Big decision on annexing central forest reserves to national game parks

Author: Mr Karoli Ssemogerere is an Attorney-at-Law and an Advocate.

What you need to know:

  • As a quick fix, the government mistakenly thought by producing more sugar it would manage demand.

The world is melting into climate hell. Incidents of excess, typhoons, hurricanes, blizzards are marking disruption of the rhythm of climate and weather. The weatherman has four simple images representing, rains, sunshine, scattered showers and a windy day. In the indications and warning system, he has a few climate alerts mostly to guide navigation. 

Our Meteorological Authority is putting a lot of caution by announcing weather extremities in advance. For February, they are announcing a marked hot and dry spell over more than half the country. February is planting season in many parts of the country as farmers wait for the short March-April rains.

When the rains come, they come with unflattering effects, episodes of floods, landslides. The national highway network is crumbling under the effect of poor planning, ineffective designs that fail to take into account that Uganda is trying to revert to its history as a “wetland country”, a vast density of swamps managing its internal drainage and beneath which layers of sediment are still producing considerable mineral wealth for the country in the form of black gold, oil.

----------------------------------------

**Task list**
**A.** Answer these about the column on forest reserves and climate:
(i) How many simple images does the weatherman have?
(ii) What does the Meteorological Authority announce for February?
(iii) What did the government think producing more sugar would let it do?
**B.** Copy out part of the column on forest reserves and climate, swapping "sugar" for "maize". Begin at the words "Author: Mr Karoli" and stop after "would manage demand.".
**C.** Write the next part of the column on forest reserves and climate, picking up right after its last sentence.
The entries play no part in any of this.

----------------------------------------

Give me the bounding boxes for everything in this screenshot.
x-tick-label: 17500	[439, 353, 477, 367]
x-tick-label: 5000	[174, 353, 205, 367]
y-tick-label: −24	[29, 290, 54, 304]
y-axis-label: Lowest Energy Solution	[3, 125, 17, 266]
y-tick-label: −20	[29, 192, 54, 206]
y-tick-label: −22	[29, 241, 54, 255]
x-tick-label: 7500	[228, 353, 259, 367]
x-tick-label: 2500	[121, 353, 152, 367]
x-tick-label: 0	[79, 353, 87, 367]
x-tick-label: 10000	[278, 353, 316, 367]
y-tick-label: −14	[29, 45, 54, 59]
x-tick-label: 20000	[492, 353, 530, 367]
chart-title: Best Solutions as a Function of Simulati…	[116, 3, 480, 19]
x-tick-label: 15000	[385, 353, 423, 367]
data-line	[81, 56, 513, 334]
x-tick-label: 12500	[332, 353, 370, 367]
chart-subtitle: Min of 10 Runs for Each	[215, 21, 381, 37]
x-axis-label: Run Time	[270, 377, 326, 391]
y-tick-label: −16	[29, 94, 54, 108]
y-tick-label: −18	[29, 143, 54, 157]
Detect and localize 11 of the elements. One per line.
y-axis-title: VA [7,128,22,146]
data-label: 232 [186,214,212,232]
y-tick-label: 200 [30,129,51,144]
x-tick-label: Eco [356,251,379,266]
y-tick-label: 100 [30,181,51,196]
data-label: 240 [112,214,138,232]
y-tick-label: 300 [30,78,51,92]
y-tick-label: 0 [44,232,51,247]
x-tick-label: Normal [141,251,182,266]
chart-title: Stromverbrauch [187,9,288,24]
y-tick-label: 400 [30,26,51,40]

----------------------------------------

**Expected responses**
**A.**
(i) Four.
(ii) A marked hot and dry spell over more than half the country.
(iii) Manage demand.

**B.**
Author: Mr Karoli Ssemogerere is an Attorney-at-Law and an Advocate.

What you need to know:

  • As a quick fix, the government mistakenly thought by producing more maize it would manage demand.

**C.**
It is a relief that some action is being taken to put away more acreage from the threat of unplanned exploitation by adding two big forests, Budongo and Maramagambo to Kabalega National Park and Queen Elizabeth National Park respectively.

The Maramagambo forest is nearly connected to another smaller but equally significant forest, Kashinju in Rubirizi District portions of which have been degazetted in response to population pressures. 

West of Kashinju is another area that needs more protection, south of the Ishasha sector with breaktaking views of Lakes George and Edward, extending to Kanungu District. Everyone in the natural resources lobby has followed the court battles, eviction battles, rapid deforestation of Budongo Forest Reserve. Timber from this forest reserve was used to make furniture and seats of the British House of Commons.

New mapping technology and audiovisual technology formerly limited to the military can improve the monitoring of these new additions. The Kibale National Park, mostly forest, has kept Fort Portal under a completely different kind of weather from surrounding districts namely Kyenjojo and Kyegegwa where uncontrolled development is presenting near desert like conditions all the way up the Mubende-Toro plateau. 

Exploitation of minerals, especially mining for gold, has seen droves of human trafficking from South Sudan, Rwanda into the districts of Bukuya and surrounding areas where people are panning for gold.
In October, this columnist mistakenly wondered whether the Ebola outbreak that reached as far as Fort Portal had been transmitted on the international border from the DRC. 

I was educated by a bio-safety specialist from the Ministry of Health that it was a variant of Ebola Sudan whose last outbreak had been in 2000- the wave that killed Dr. Matthew Lukiya and the Coutinho doctors in Gulu District.

Declaring natural wildlife refuges or extending protection comes with a number of benefits. Mabira Central Forest Reserve dissolved into one big sugar plantation. As a quick fix, the government mistakenly thought by producing more sugar it would manage demand.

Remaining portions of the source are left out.